:: GIVEN INSTRUCTION ::
Locate the line that contains "Decode this image" in the entries below. Retype it and all following lines through the final one, character for character.

:: DATA ENTRIES ::
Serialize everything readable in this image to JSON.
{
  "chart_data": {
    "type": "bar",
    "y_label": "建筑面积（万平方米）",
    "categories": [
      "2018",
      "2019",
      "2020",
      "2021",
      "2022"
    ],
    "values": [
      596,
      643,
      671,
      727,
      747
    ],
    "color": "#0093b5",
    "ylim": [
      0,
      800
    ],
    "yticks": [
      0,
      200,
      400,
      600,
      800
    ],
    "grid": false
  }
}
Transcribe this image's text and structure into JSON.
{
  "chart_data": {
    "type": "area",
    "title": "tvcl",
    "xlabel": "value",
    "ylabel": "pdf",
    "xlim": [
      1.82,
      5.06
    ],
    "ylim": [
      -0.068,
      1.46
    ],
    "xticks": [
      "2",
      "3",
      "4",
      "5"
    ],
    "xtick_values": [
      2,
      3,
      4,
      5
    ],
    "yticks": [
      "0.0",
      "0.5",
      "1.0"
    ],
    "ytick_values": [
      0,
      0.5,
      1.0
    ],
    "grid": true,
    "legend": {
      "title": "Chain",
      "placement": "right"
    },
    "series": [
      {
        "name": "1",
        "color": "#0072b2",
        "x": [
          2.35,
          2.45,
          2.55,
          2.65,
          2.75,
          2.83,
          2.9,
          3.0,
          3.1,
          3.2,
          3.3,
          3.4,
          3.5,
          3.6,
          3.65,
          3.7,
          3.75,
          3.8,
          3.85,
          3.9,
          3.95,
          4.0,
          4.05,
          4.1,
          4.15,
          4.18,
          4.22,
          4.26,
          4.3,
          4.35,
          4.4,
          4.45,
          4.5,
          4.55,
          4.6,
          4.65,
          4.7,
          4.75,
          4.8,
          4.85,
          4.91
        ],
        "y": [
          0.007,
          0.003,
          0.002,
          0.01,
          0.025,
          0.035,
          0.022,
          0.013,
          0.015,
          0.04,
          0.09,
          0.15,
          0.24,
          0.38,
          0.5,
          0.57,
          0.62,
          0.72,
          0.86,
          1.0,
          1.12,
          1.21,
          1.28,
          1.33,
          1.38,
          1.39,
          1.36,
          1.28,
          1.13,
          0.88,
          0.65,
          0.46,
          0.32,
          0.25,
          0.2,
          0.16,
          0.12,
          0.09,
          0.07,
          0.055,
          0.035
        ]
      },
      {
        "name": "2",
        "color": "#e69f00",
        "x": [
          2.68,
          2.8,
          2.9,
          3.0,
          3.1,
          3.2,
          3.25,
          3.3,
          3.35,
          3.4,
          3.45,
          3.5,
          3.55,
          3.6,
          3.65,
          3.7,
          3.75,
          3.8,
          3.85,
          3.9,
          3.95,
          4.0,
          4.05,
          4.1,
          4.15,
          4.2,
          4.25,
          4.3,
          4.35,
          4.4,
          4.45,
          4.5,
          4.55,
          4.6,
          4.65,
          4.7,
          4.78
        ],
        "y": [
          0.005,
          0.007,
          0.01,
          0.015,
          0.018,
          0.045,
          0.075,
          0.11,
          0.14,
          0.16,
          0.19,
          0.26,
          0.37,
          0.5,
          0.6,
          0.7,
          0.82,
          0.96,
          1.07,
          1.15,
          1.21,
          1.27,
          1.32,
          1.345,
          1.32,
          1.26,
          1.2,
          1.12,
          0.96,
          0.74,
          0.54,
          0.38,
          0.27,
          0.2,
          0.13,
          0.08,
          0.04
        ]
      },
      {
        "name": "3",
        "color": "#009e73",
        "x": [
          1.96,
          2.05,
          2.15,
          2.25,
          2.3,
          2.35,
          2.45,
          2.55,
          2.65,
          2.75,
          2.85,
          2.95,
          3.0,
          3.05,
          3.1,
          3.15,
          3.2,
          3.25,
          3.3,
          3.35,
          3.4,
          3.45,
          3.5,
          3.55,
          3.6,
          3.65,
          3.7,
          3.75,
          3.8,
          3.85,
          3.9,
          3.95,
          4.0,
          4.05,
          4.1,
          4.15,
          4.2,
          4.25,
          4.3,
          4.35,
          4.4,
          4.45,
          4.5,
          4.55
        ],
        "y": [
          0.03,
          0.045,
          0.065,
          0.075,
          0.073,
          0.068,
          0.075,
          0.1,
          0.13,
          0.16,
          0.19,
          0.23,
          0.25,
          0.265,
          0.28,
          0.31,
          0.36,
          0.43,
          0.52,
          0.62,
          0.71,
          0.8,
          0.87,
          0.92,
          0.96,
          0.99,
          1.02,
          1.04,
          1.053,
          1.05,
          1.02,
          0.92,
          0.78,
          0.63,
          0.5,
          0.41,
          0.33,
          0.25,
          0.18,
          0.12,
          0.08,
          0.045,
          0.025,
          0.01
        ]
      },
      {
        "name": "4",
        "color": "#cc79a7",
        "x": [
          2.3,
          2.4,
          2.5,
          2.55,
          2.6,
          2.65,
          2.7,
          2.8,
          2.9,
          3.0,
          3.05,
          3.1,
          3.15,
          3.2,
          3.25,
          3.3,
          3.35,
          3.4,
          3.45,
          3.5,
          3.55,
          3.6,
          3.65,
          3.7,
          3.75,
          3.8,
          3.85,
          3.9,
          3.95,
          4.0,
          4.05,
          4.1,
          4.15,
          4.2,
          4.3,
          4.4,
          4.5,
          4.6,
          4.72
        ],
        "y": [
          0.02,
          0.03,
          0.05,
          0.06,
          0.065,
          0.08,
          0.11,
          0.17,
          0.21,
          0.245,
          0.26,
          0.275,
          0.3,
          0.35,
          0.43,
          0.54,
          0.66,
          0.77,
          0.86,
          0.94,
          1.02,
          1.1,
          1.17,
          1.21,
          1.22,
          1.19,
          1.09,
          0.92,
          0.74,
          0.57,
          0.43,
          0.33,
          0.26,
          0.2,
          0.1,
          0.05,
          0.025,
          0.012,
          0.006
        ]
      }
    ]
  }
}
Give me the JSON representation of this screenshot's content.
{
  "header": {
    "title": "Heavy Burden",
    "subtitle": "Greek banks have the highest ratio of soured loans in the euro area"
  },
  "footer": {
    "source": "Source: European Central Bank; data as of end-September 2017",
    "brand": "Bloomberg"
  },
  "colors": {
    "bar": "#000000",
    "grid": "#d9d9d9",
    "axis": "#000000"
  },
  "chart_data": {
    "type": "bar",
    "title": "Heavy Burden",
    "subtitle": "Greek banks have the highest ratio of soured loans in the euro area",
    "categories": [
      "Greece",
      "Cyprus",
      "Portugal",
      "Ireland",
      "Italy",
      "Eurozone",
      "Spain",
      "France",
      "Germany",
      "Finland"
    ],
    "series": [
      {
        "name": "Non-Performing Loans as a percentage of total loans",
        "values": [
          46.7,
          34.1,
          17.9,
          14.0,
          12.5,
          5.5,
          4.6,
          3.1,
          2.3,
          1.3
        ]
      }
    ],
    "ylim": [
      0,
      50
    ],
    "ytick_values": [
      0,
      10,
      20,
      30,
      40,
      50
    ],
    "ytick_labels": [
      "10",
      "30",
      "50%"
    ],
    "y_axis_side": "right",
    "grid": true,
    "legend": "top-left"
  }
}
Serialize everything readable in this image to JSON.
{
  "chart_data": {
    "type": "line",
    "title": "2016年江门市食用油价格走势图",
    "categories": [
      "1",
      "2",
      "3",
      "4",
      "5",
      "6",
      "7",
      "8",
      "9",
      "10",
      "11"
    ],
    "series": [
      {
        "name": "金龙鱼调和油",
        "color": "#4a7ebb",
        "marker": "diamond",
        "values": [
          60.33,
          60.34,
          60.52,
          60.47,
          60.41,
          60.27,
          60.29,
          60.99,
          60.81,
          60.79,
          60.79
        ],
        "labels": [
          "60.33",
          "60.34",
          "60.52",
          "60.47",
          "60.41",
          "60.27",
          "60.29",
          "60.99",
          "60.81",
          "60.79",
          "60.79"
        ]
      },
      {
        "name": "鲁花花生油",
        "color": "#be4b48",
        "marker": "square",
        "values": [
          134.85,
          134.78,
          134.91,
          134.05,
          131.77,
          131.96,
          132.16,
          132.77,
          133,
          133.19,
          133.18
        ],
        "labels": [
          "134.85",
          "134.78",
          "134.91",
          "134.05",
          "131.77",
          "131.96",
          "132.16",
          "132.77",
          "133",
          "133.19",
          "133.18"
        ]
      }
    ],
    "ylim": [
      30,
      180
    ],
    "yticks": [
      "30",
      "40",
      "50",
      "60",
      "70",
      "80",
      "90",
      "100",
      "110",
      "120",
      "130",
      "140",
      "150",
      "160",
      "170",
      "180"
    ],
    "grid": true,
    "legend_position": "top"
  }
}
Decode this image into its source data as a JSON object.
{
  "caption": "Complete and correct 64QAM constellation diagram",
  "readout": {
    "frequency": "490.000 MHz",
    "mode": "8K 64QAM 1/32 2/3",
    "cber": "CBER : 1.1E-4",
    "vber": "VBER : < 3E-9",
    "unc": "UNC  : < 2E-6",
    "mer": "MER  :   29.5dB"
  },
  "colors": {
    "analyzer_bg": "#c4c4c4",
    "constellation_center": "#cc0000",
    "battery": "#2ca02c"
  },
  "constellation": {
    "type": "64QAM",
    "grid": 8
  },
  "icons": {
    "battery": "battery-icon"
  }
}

:: SOLUTION TO THE PROBLEM ::
Decode this image into its source data as a JSON object.
{
  "caption": "Complete and correct 64QAM constellation diagram",
  "readout": {
    "frequency": "490.000 MHz",
    "mode": "8K 64QAM 1/32 2/3",
    "cber": "CBER : 1.1E-4",
    "vber": "VBER : < 3E-9",
    "unc": "UNC  : < 2E-6",
    "mer": "MER  :   29.5dB"
  },
  "colors": {
    "analyzer_bg": "#c4c4c4",
    "constellation_center": "#cc0000",
    "battery": "#2ca02c"
  },
  "constellation": {
    "type": "64QAM",
    "grid": 8
  },
  "icons": {
    "battery": "battery-icon"
  }
}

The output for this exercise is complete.